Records

◇ ◇ ◇ ◇ ◇

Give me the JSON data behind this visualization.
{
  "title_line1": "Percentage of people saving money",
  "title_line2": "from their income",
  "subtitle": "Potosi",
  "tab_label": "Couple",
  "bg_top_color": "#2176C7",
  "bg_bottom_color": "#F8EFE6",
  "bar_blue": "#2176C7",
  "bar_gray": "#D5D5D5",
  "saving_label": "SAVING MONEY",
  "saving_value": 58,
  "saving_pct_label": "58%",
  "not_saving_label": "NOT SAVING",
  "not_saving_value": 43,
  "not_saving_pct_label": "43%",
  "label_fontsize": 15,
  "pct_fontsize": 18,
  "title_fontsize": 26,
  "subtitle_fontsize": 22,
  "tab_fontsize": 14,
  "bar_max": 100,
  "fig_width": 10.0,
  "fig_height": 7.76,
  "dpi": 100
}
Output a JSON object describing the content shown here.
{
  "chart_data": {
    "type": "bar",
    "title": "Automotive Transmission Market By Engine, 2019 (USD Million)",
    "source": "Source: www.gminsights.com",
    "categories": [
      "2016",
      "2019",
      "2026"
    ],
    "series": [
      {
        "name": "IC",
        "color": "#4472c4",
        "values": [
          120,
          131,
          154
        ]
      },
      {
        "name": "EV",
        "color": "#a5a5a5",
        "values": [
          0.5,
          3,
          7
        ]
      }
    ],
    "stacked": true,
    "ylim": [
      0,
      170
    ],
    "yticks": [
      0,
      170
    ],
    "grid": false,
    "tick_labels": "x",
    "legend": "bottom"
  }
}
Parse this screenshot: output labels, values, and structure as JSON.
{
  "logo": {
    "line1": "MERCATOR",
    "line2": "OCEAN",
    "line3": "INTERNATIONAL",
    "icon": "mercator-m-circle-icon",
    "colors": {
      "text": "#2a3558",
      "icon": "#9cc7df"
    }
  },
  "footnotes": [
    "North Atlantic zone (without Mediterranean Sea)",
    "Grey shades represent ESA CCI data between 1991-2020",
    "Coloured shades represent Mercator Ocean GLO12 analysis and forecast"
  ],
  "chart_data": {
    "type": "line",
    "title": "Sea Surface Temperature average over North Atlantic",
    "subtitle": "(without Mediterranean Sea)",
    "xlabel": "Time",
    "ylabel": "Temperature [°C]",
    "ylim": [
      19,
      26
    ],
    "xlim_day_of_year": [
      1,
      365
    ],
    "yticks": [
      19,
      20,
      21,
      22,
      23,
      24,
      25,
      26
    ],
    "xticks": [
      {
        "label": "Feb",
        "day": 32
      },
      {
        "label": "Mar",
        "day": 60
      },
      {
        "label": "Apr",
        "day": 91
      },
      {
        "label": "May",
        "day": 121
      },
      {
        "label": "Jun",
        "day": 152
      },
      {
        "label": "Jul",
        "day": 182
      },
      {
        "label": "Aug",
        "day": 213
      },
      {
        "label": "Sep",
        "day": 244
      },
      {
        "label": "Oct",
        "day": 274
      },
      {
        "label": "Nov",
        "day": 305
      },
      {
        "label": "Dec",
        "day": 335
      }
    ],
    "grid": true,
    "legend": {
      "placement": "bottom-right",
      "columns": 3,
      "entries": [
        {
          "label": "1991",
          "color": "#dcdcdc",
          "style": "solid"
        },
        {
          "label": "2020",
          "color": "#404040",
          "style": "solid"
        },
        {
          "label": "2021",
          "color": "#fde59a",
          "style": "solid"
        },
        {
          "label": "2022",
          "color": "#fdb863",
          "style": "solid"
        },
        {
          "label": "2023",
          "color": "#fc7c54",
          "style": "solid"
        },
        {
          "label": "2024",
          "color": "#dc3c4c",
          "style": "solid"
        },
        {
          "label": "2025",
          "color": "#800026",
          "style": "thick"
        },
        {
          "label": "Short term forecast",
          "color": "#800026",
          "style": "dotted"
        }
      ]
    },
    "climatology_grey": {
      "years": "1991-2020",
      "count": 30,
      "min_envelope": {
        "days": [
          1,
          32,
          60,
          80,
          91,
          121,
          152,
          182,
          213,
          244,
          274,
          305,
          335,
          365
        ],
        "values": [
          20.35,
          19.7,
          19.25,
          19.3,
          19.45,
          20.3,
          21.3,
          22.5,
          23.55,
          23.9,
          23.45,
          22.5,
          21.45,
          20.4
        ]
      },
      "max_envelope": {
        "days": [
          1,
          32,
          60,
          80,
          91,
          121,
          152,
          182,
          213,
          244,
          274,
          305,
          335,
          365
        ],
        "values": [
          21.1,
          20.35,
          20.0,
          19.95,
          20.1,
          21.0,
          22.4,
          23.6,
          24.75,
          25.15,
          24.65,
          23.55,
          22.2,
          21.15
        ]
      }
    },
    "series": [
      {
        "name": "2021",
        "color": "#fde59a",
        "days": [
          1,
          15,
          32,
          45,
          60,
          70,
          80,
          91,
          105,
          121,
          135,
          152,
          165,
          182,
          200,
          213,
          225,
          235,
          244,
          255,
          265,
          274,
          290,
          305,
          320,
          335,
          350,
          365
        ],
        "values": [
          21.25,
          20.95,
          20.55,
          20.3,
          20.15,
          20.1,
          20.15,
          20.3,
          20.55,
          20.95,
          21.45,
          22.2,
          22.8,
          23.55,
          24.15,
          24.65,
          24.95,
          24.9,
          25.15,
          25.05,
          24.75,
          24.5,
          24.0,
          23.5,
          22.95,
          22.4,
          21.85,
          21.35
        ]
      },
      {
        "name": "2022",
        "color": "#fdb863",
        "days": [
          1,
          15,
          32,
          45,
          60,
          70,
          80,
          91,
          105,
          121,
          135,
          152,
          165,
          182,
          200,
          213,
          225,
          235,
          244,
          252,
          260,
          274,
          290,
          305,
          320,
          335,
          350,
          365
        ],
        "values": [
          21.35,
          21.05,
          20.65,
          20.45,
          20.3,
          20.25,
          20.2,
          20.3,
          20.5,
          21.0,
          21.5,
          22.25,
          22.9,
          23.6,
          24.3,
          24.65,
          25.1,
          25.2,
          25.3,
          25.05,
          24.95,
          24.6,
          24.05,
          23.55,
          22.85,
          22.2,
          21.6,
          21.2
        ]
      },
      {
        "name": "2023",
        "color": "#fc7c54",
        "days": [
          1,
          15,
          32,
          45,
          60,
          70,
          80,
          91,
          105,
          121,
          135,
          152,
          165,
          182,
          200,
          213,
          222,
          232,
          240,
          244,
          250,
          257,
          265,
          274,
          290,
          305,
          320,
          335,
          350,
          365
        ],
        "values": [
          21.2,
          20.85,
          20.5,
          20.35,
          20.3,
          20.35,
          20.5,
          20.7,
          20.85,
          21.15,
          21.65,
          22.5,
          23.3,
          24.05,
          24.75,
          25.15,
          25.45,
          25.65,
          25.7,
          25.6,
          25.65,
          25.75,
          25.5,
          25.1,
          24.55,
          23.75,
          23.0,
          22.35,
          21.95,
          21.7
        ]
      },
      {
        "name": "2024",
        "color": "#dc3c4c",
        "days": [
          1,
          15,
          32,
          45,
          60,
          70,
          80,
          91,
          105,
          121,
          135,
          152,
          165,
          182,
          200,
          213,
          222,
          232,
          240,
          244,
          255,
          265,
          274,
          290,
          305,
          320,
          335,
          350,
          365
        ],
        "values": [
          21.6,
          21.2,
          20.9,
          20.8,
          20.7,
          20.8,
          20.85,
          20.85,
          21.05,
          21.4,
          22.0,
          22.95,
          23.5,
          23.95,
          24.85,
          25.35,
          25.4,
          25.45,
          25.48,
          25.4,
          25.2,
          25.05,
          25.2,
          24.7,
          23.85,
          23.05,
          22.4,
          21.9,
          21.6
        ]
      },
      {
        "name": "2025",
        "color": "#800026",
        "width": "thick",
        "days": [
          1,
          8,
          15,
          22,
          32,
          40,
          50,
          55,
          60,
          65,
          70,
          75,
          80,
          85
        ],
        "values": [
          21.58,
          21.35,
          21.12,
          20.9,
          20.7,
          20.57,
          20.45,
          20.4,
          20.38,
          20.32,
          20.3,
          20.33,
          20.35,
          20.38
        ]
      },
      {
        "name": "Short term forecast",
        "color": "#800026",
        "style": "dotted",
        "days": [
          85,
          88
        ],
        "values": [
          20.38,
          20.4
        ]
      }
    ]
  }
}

◇ ◇ ◇ ◇ ◇

REQUIREMENTS: Return every line holding the word "Temperature" from the records.

ANSWER:
    "title": "Sea Surface Temperature average over North Atlantic",
    "ylabel": "Temperature [°C]",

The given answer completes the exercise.